(Element location listings)
** start **

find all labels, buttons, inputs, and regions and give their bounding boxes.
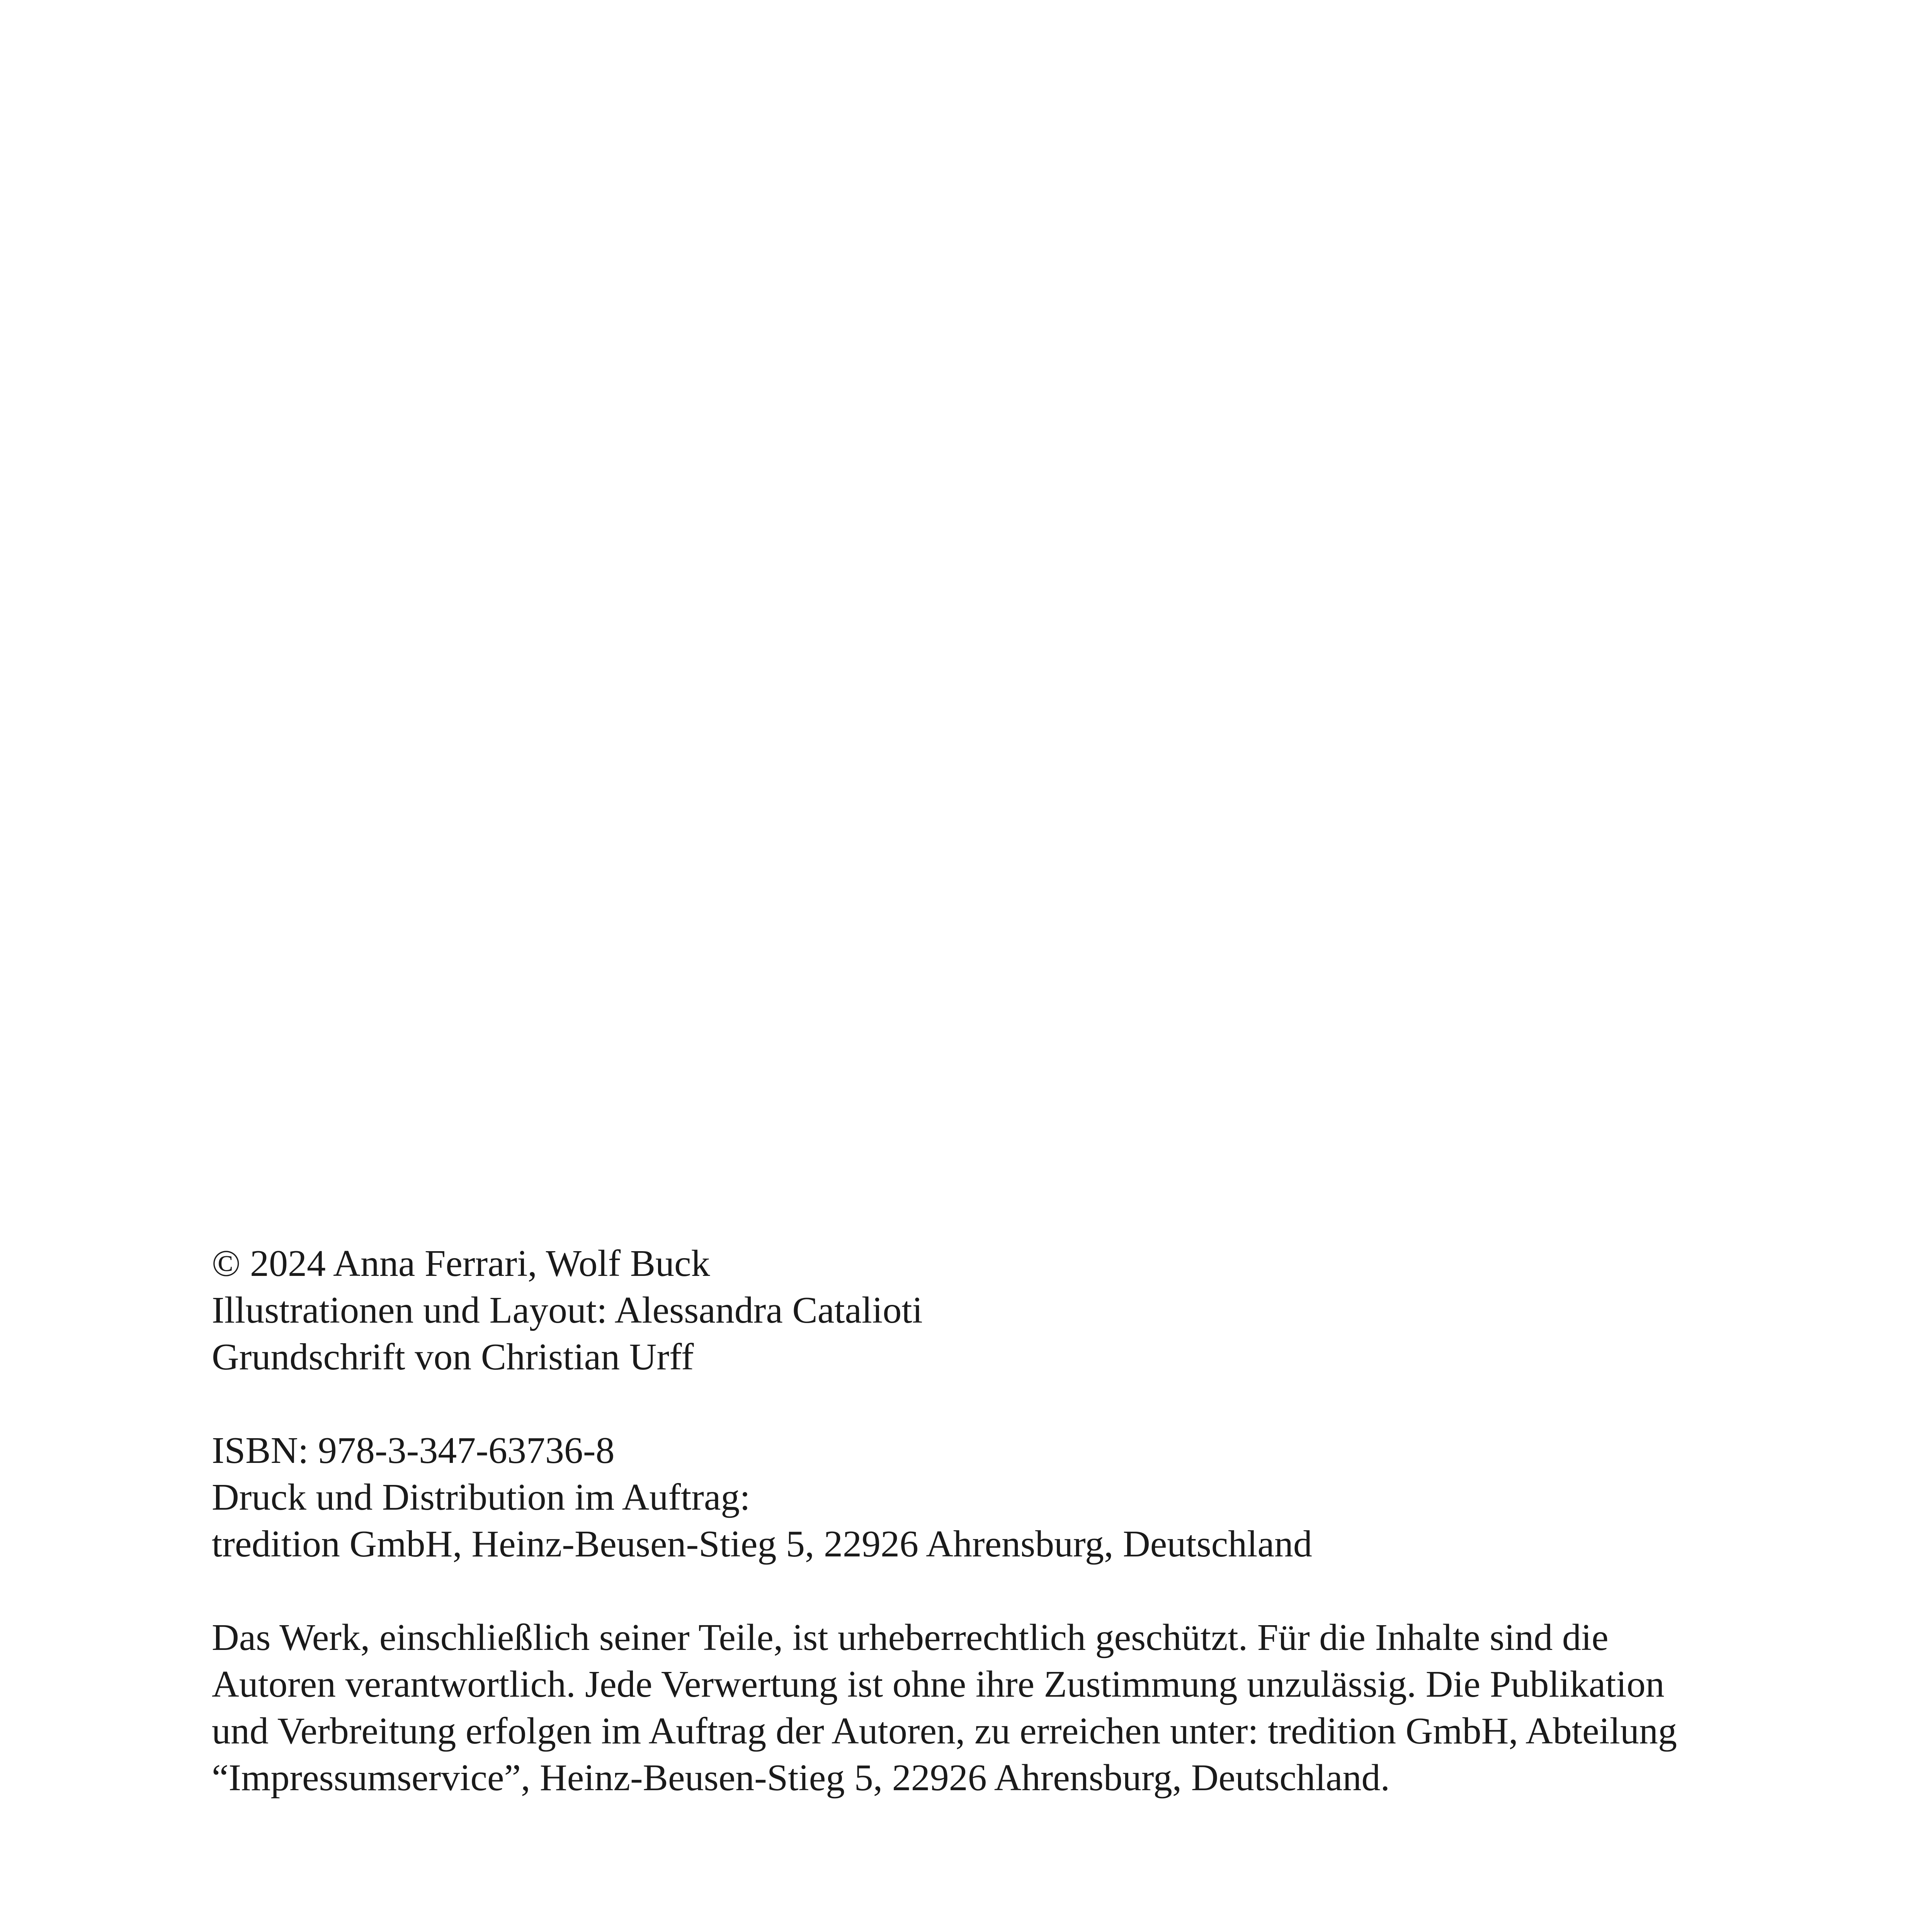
legal-notice-line: “Impressumservice”, Heinz-Beusen-Stieg 5, 22926 Ahrensburg, Deutschland. bbox=[212, 1757, 1390, 1799]
legal-notice-block bbox=[212, 1614, 1932, 1801]
print-distribution-line: Druck und Distribution im Auftrag: bbox=[212, 1476, 750, 1518]
legal-notice-line: Das Werk, einschließlich seiner Teile, ist urheberrechtlich geschützt. Für die Inhalte sind die bbox=[212, 1617, 1609, 1658]
copyright-line: © 2024 Anna Ferrari, Wolf Buck bbox=[212, 1243, 710, 1284]
isbn-line: ISBN: 978-3-347-63736-8 bbox=[212, 1430, 615, 1471]
legal-notice-line: Autoren verantwortlich. Jede Verwertung ist ohne ihre Zustimmung unzulässig. Die Publikation bbox=[212, 1663, 1665, 1705]
publication-block bbox=[212, 1427, 1932, 1568]
paragraph-spacer bbox=[212, 1381, 1932, 1427]
imprint-text bbox=[212, 1240, 1932, 1801]
legal-notice-line: und Verbreitung erfolgen im Auftrag der Autoren, zu erreichen unter: tredition GmbH, Abteilung bbox=[212, 1710, 1677, 1752]
credits-block bbox=[212, 1240, 1932, 1381]
typeface-line: Grundschrift von Christian Urff bbox=[212, 1336, 694, 1378]
paragraph-spacer bbox=[212, 1568, 1932, 1614]
illustrations-line: Illustrationen und Layout: Alessandra Catalioti bbox=[212, 1289, 923, 1331]
publisher-address-line: tredition GmbH, Heinz-Beusen-Stieg 5, 22926 Ahrensburg, Deutschland bbox=[212, 1523, 1312, 1565]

** end **

* [WHAT IS ASKED]
Copy every row above verbatim, omitting the pictures.

* [FULL OUTPUT]
find all labels, buttons, inputs, and regions and give their bounding boxes.
legal-notice-line: “Impressumservice”, Heinz-Beusen-Stieg 5, 22926 Ahrensburg, Deutschland. bbox=[212, 1757, 1390, 1799]
legal-notice-block bbox=[212, 1614, 1932, 1801]
print-distribution-line: Druck und Distribution im Auftrag: bbox=[212, 1476, 750, 1518]
legal-notice-line: Das Werk, einschließlich seiner Teile, ist urheberrechtlich geschützt. Für die Inhalte sind die bbox=[212, 1617, 1609, 1658]
copyright-line: © 2024 Anna Ferrari, Wolf Buck bbox=[212, 1243, 710, 1284]
isbn-line: ISBN: 978-3-347-63736-8 bbox=[212, 1430, 615, 1471]
legal-notice-line: Autoren verantwortlich. Jede Verwertung ist ohne ihre Zustimmung unzulässig. Die Publikation bbox=[212, 1663, 1665, 1705]
publication-block bbox=[212, 1427, 1932, 1568]
paragraph-spacer bbox=[212, 1381, 1932, 1427]
imprint-text bbox=[212, 1240, 1932, 1801]
legal-notice-line: und Verbreitung erfolgen im Auftrag der Autoren, zu erreichen unter: tredition GmbH, Abteilung bbox=[212, 1710, 1677, 1752]
credits-block bbox=[212, 1240, 1932, 1381]
typeface-line: Grundschrift von Christian Urff bbox=[212, 1336, 694, 1378]
paragraph-spacer bbox=[212, 1568, 1932, 1614]
illustrations-line: Illustrationen und Layout: Alessandra Catalioti bbox=[212, 1289, 923, 1331]
publisher-address-line: tredition GmbH, Heinz-Beusen-Stieg 5, 22926 Ahrensburg, Deutschland bbox=[212, 1523, 1312, 1565]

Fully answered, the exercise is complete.